Return the whole listing exactly as it stands.
--- Start of Record set ---
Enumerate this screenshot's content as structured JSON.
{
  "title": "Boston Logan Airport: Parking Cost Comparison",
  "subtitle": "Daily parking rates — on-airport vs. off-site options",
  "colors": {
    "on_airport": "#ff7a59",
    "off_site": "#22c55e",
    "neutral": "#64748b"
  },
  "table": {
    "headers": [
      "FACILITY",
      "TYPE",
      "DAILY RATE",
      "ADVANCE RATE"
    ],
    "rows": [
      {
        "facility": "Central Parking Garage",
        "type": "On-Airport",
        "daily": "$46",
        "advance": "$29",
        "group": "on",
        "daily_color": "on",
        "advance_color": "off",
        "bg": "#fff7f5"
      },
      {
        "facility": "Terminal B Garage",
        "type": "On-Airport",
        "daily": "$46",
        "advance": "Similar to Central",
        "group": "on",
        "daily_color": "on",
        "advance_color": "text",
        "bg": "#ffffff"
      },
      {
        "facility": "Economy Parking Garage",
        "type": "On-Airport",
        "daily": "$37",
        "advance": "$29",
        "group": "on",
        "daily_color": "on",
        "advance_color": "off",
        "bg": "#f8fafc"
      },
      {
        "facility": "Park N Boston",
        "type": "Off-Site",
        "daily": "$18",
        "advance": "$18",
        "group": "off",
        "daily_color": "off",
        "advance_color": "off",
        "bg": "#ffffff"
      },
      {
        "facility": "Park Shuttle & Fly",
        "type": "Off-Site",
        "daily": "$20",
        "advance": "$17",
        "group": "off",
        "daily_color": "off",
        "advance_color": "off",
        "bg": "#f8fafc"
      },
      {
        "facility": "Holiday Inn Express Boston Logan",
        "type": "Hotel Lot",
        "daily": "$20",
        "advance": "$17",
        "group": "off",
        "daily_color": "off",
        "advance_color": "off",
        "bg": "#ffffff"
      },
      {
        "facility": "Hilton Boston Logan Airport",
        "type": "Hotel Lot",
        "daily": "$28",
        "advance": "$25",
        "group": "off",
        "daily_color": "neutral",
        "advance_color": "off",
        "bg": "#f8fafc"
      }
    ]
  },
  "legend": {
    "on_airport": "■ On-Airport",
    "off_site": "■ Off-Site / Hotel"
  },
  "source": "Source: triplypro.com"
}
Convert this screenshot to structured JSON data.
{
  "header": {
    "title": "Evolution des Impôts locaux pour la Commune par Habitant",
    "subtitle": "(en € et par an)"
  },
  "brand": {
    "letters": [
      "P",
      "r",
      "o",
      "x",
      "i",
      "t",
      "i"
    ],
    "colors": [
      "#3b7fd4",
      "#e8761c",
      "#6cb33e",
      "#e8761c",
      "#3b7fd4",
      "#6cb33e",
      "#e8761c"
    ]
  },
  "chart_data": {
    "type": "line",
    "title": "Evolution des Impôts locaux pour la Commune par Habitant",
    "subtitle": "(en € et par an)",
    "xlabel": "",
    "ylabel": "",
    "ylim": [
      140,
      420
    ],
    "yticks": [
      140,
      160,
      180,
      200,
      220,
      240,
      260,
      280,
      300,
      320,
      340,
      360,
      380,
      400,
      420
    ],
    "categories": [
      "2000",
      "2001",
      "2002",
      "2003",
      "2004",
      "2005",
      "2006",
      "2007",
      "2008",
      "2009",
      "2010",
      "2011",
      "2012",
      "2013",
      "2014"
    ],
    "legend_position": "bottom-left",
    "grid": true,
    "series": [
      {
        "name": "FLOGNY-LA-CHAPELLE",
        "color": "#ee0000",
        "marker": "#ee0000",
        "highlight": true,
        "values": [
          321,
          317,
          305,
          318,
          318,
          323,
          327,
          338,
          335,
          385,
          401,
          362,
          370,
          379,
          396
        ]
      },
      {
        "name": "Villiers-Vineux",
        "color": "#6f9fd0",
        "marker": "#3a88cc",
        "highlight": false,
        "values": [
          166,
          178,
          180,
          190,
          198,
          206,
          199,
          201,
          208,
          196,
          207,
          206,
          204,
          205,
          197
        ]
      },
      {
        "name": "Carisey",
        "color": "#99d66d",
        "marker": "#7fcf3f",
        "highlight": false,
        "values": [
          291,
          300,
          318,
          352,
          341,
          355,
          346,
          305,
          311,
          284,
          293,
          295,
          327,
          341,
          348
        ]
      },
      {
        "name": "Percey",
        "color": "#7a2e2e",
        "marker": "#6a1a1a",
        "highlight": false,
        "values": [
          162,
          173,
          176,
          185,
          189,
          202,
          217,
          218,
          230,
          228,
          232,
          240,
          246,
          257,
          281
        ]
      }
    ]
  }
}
--- End of Record set ---
**Response to the exercise**:
Enumerate this screenshot's content as structured JSON.
{
  "title": "Boston Logan Airport: Parking Cost Comparison",
  "subtitle": "Daily parking rates — on-airport vs. off-site options",
  "colors": {
    "on_airport": "#ff7a59",
    "off_site": "#22c55e",
    "neutral": "#64748b"
  },
  "table": {
    "headers": [
      "FACILITY",
      "TYPE",
      "DAILY RATE",
      "ADVANCE RATE"
    ],
    "rows": [
      {
        "facility": "Central Parking Garage",
        "type": "On-Airport",
        "daily": "$46",
        "advance": "$29",
        "group": "on",
        "daily_color": "on",
        "advance_color": "off",
        "bg": "#fff7f5"
      },
      {
        "facility": "Terminal B Garage",
        "type": "On-Airport",
        "daily": "$46",
        "advance": "Similar to Central",
        "group": "on",
        "daily_color": "on",
        "advance_color": "text",
        "bg": "#ffffff"
      },
      {
        "facility": "Economy Parking Garage",
        "type": "On-Airport",
        "daily": "$37",
        "advance": "$29",
        "group": "on",
        "daily_color": "on",
        "advance_color": "off",
        "bg": "#f8fafc"
      },
      {
        "facility": "Park N Boston",
        "type": "Off-Site",
        "daily": "$18",
        "advance": "$18",
        "group": "off",
        "daily_color": "off",
        "advance_color": "off",
        "bg": "#ffffff"
      },
      {
        "facility": "Park Shuttle & Fly",
        "type": "Off-Site",
        "daily": "$20",
        "advance": "$17",
        "group": "off",
        "daily_color": "off",
        "advance_color": "off",
        "bg": "#f8fafc"
      },
      {
        "facility": "Holiday Inn Express Boston Logan",
        "type": "Hotel Lot",
        "daily": "$20",
        "advance": "$17",
        "group": "off",
        "daily_color": "off",
        "advance_color": "off",
        "bg": "#ffffff"
      },
      {
        "facility": "Hilton Boston Logan Airport",
        "type": "Hotel Lot",
        "daily": "$28",
        "advance": "$25",
        "group": "off",
        "daily_color": "neutral",
        "advance_color": "off",
        "bg": "#f8fafc"
      }
    ]
  },
  "legend": {
    "on_airport": "■ On-Airport",
    "off_site": "■ Off-Site / Hotel"
  },
  "source": "Source: triplypro.com"
}
Convert this screenshot to structured JSON data.
{
  "header": {
    "title": "Evolution des Impôts locaux pour la Commune par Habitant",
    "subtitle": "(en € et par an)"
  },
  "brand": {
    "letters": [
      "P",
      "r",
      "o",
      "x",
      "i",
      "t",
      "i"
    ],
    "colors": [
      "#3b7fd4",
      "#e8761c",
      "#6cb33e",
      "#e8761c",
      "#3b7fd4",
      "#6cb33e",
      "#e8761c"
    ]
  },
  "chart_data": {
    "type": "line",
    "title": "Evolution des Impôts locaux pour la Commune par Habitant",
    "subtitle": "(en € et par an)",
    "xlabel": "",
    "ylabel": "",
    "ylim": [
      140,
      420
    ],
    "yticks": [
      140,
      160,
      180,
      200,
      220,
      240,
      260,
      280,
      300,
      320,
      340,
      360,
      380,
      400,
      420
    ],
    "categories": [
      "2000",
      "2001",
      "2002",
      "2003",
      "2004",
      "2005",
      "2006",
      "2007",
      "2008",
      "2009",
      "2010",
      "2011",
      "2012",
      "2013",
      "2014"
    ],
    "legend_position": "bottom-left",
    "grid": true,
    "series": [
      {
        "name": "FLOGNY-LA-CHAPELLE",
        "color": "#ee0000",
        "marker": "#ee0000",
        "highlight": true,
        "values": [
          321,
          317,
          305,
          318,
          318,
          323,
          327,
          338,
          335,
          385,
          401,
          362,
          370,
          379,
          396
        ]
      },
      {
        "name": "Villiers-Vineux",
        "color": "#6f9fd0",
        "marker": "#3a88cc",
        "highlight": false,
        "values": [
          166,
          178,
          180,
          190,
          198,
          206,
          199,
          201,
          208,
          196,
          207,
          206,
          204,
          205,
          197
        ]
      },
      {
        "name": "Carisey",
        "color": "#99d66d",
        "marker": "#7fcf3f",
        "highlight": false,
        "values": [
          291,
          300,
          318,
          352,
          341,
          355,
          346,
          305,
          311,
          284,
          293,
          295,
          327,
          341,
          348
        ]
      },
      {
        "name": "Percey",
        "color": "#7a2e2e",
        "marker": "#6a1a1a",
        "highlight": false,
        "values": [
          162,
          173,
          176,
          185,
          189,
          202,
          217,
          218,
          230,
          228,
          232,
          240,
          246,
          257,
          281
        ]
      }
    ]
  }
}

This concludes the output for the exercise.